### Texto de leitura ###

Sancionada em 7 de agosto de 206, a Lei 11.340 cria mecanismos para coibir a violência doméstica e familiar contra a mulher, independente da forma em que ela acontece. O nome da lei, Maria da Penha, é em homenagem a uma mulher de mesmo nome, em que o marido tentou matá-la por duas vezes.
“Toda mulher, independentemente de classe, raça, etnia, orientação sexual, renda, cultura, nível educacional, idade e religião, goza dos direitos fundamentais inerentes à pessoa humana, sendo-lhe asseguradas as oportunidades e facilidades para viver sem violência, preservar sua saúde física e mental e seu aperfeiçoamento moral, intelectual e social”, diz o texto.
A lei considera cinco tipos de violência doméstica: física, patrimonial, moral, sexual e psicológica. Um ciclo que demonstra como a prática se instala dentro dos relacionamentos.

### Trecho de origem ###

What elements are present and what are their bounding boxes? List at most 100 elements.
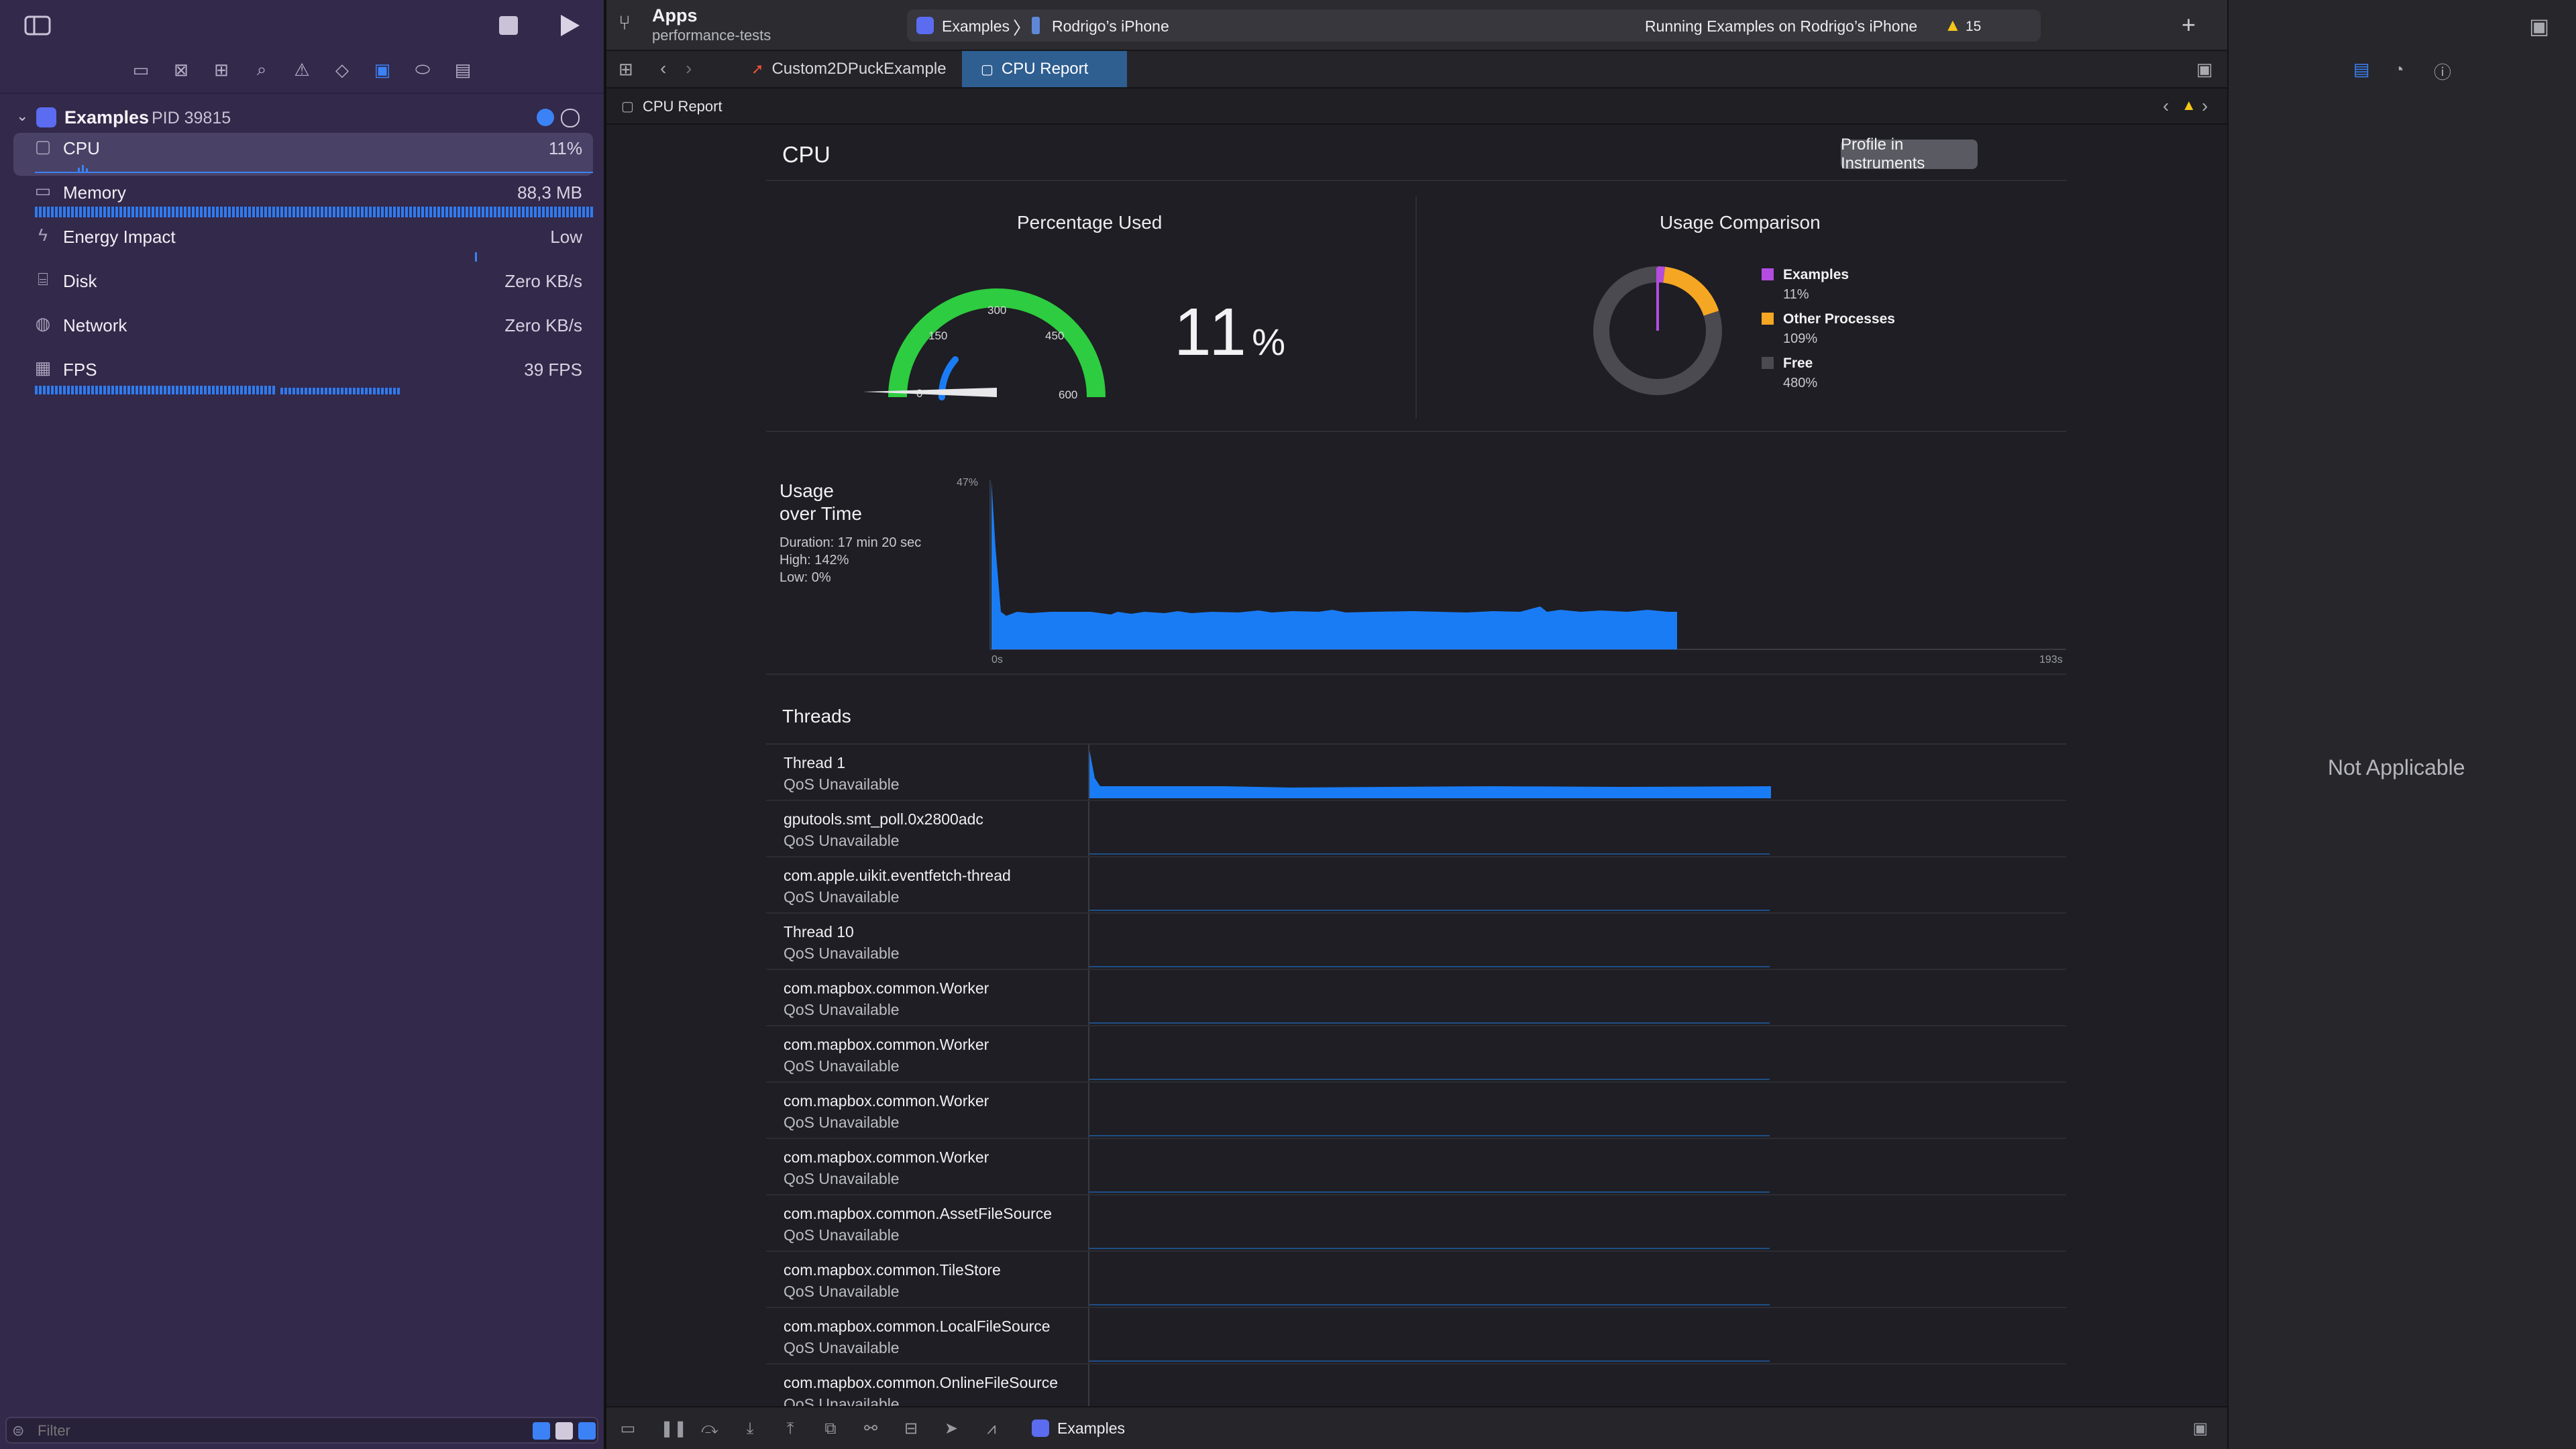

###

Tarefa do exercício: Por favor, extraia do texto sobre a Lei Maria da Penha, sem nenhuma alteração, a passagem que se inicia nas palavras que contêm "Sancionada em 7" e se encerra em "por duas vezes.".

Resposta da tarefa:
Sancionada em 7 de agosto de 206, a Lei 11.340 cria mecanismos para coibir a violência doméstica e familiar contra a mulher, independente da forma em que ela acontece. O nome da lei, Maria da Penha, é em homenagem a uma mulher de mesmo nome, em que o marido tentou matá-la por duas vezes.